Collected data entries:
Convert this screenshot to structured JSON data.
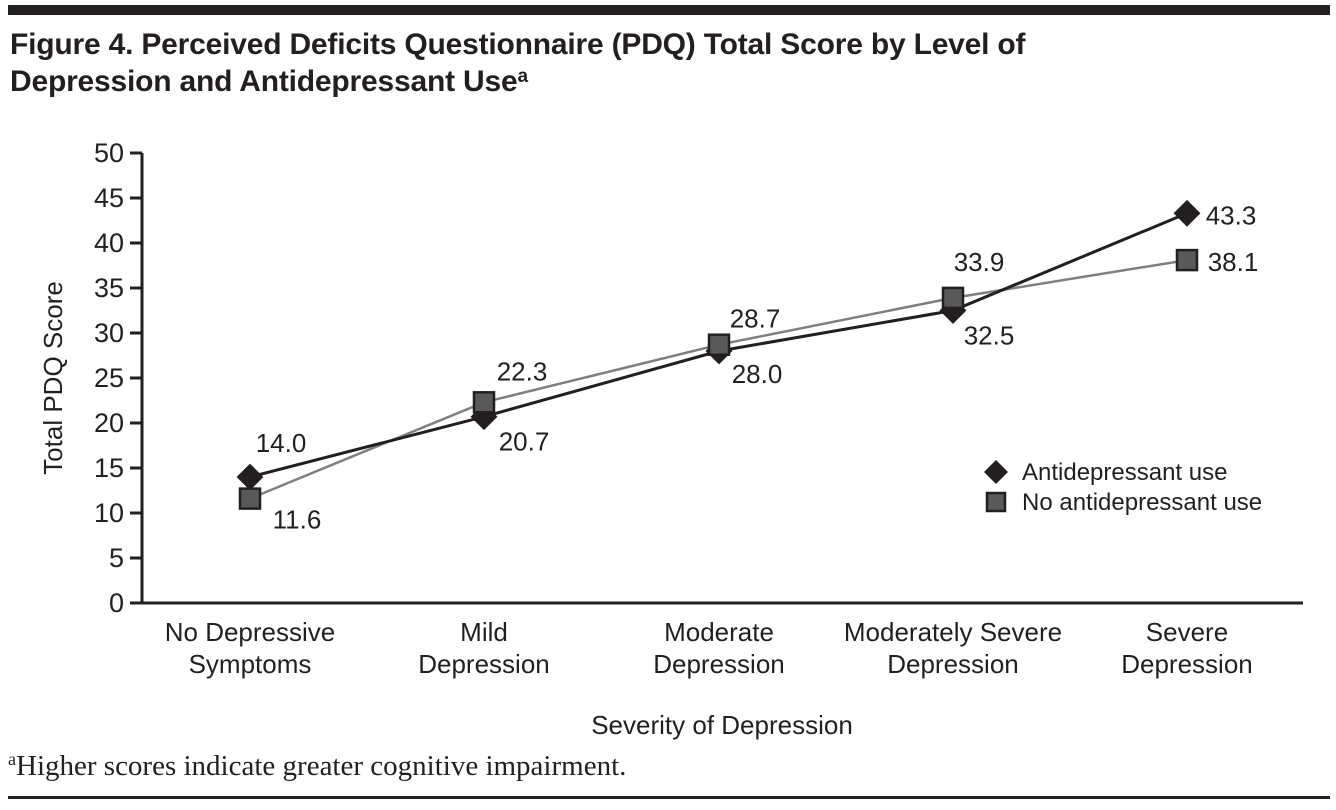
{
  "page": {
    "title_line1": "Figure 4. Perceived Deficits Questionnaire (PDQ) Total Score by Level of",
    "title_line2": "Depression and Antidepressant Use",
    "title_superscript": "a",
    "footnote_marker": "a",
    "footnote_text": "Higher scores indicate greater cognitive impairment."
  },
  "colors": {
    "ink": "#231f20",
    "antidepressant_line": "#231f20",
    "antidepressant_marker_fill": "#231f20",
    "no_antidepressant_line": "#7f7f7f",
    "no_antidepressant_marker_fill": "#595959",
    "background": "#ffffff"
  },
  "chart_data": {
    "type": "line",
    "title": "",
    "xlabel": "Severity of Depression",
    "ylabel": "Total PDQ Score",
    "ylim": [
      0,
      50
    ],
    "ytick_step": 5,
    "grid": false,
    "legend_position": "right-center",
    "categories": [
      "No Depressive Symptoms",
      "Mild Depression",
      "Moderate Depression",
      "Moderately Severe Depression",
      "Severe Depression"
    ],
    "category_label_lines": [
      [
        "No Depressive",
        "Symptoms"
      ],
      [
        "Mild",
        "Depression"
      ],
      [
        "Moderate",
        "Depression"
      ],
      [
        "Moderately Severe",
        "Depression"
      ],
      [
        "Severe",
        "Depression"
      ]
    ],
    "series": [
      {
        "name": "Antidepressant use",
        "marker": "diamond",
        "line_color": "#231f20",
        "marker_fill": "#231f20",
        "values": [
          14.0,
          20.7,
          28.0,
          32.5,
          43.3
        ],
        "value_labels": [
          "14.0",
          "20.7",
          "28.0",
          "32.5",
          "43.3"
        ]
      },
      {
        "name": "No antidepressant use",
        "marker": "square",
        "line_color": "#7f7f7f",
        "marker_fill": "#595959",
        "values": [
          11.6,
          22.3,
          28.7,
          33.9,
          38.1
        ],
        "value_labels": [
          "11.6",
          "22.3",
          "28.7",
          "33.9",
          "38.1"
        ]
      }
    ]
  }
}
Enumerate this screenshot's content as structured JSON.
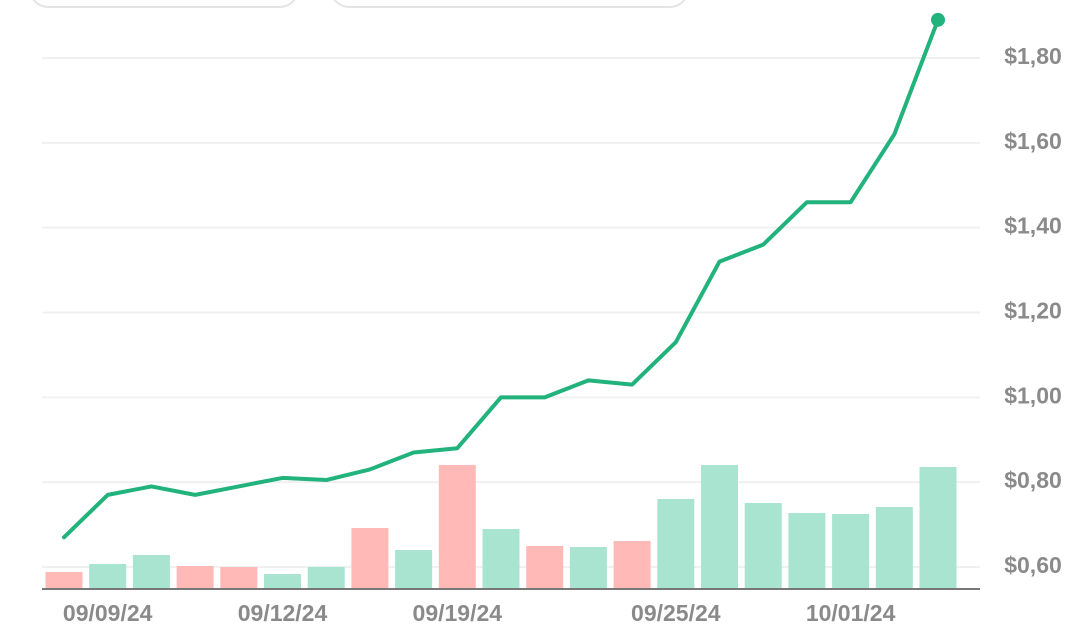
{
  "chart_data": {
    "type": "line",
    "categories": [
      null,
      "09/09/24",
      null,
      null,
      null,
      "09/12/24",
      null,
      null,
      null,
      "09/19/24",
      null,
      null,
      null,
      null,
      "09/25/24",
      null,
      null,
      null,
      "10/01/24",
      null,
      null
    ],
    "values": [
      0.67,
      0.77,
      0.79,
      0.77,
      0.79,
      0.81,
      0.805,
      0.83,
      0.87,
      0.88,
      1.0,
      1.0,
      1.04,
      1.03,
      1.13,
      1.32,
      1.36,
      1.46,
      1.46,
      1.62,
      1.89
    ],
    "color": "#22b27c",
    "volume": {
      "values": [
        17,
        25,
        34,
        23,
        22,
        15,
        22,
        61,
        39,
        124,
        60,
        43,
        42,
        48,
        90,
        124,
        86,
        76,
        75,
        82,
        122
      ],
      "colors": [
        "#ffb9b7",
        "#a9e4d0",
        "#a9e4d0",
        "#ffb9b7",
        "#ffb9b7",
        "#a9e4d0",
        "#a9e4d0",
        "#ffb9b7",
        "#a9e4d0",
        "#ffb9b7",
        "#a9e4d0",
        "#ffb9b7",
        "#a9e4d0",
        "#ffb9b7",
        "#a9e4d0",
        "#a9e4d0",
        "#a9e4d0",
        "#a9e4d0",
        "#a9e4d0",
        "#a9e4d0",
        "#a9e4d0"
      ]
    },
    "ylim": [
      0.6,
      1.8
    ],
    "yticks": [
      {
        "value": 0.6,
        "label": "$0,60"
      },
      {
        "value": 0.8,
        "label": "$0,80"
      },
      {
        "value": 1.0,
        "label": "$1,00"
      },
      {
        "value": 1.2,
        "label": "$1,20"
      },
      {
        "value": 1.4,
        "label": "$1,40"
      },
      {
        "value": 1.6,
        "label": "$1,60"
      },
      {
        "value": 1.8,
        "label": "$1,80"
      }
    ],
    "grid": true
  }
}
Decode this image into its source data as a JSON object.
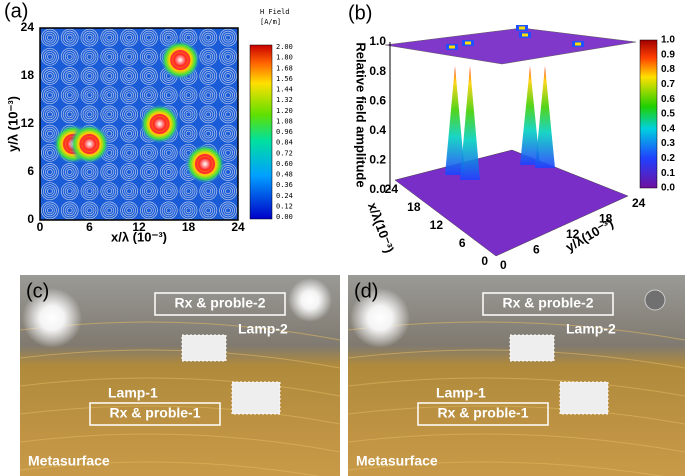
{
  "panels": [
    {
      "label": "(a)",
      "x_label": "x/λ (10⁻³)",
      "y_label": "y/λ (10⁻³)",
      "xticks": [
        "0",
        "6",
        "12",
        "18",
        "24"
      ],
      "yticks": [
        "0",
        "6",
        "12",
        "18",
        "24"
      ],
      "colorbar_title": "H Field",
      "colorbar_unit": "[A/m]",
      "colorbar_ticks": [
        "2.00",
        "1.80",
        "1.68",
        "1.56",
        "1.44",
        "1.32",
        "1.20",
        "1.08",
        "0.96",
        "0.84",
        "0.72",
        "0.60",
        "0.48",
        "0.36",
        "0.24",
        "0.12",
        "0.00"
      ]
    },
    {
      "label": "(b)",
      "z_label": "Relative field amplitude",
      "x_label": "x/λ(10⁻³)",
      "y_label": "y/λ(10⁻³)",
      "zticks": [
        "1.0",
        "0.8",
        "0.6",
        "0.4",
        "0.2",
        "0.0"
      ],
      "xticks": [
        "24",
        "18",
        "12",
        "6",
        "0"
      ],
      "yticks": [
        "0",
        "6",
        "12",
        "18",
        "24"
      ],
      "colorbar_ticks": [
        "1.0",
        "0.9",
        "0.8",
        "0.7",
        "0.6",
        "0.5",
        "0.4",
        "0.3",
        "0.2",
        "0.1",
        "0.0"
      ]
    },
    {
      "label": "(c)",
      "rx2": "Rx & proble-2",
      "lamp2": "Lamp-2",
      "lamp1": "Lamp-1",
      "rx1": "Rx & proble-1",
      "surface": "Metasurface"
    },
    {
      "label": "(d)",
      "rx2": "Rx & proble-2",
      "lamp2": "Lamp-2",
      "lamp1": "Lamp-1",
      "rx1": "Rx & proble-1",
      "surface": "Metasurface"
    }
  ]
}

**The request**: Pick out the lines that have the word "JSON". Copy them all.

**Task answer**:
Convert this screenshot to structured JSON data.
Enumerate this screenshot's content as structured JSON.
Decode this image into its source data as a JSON object.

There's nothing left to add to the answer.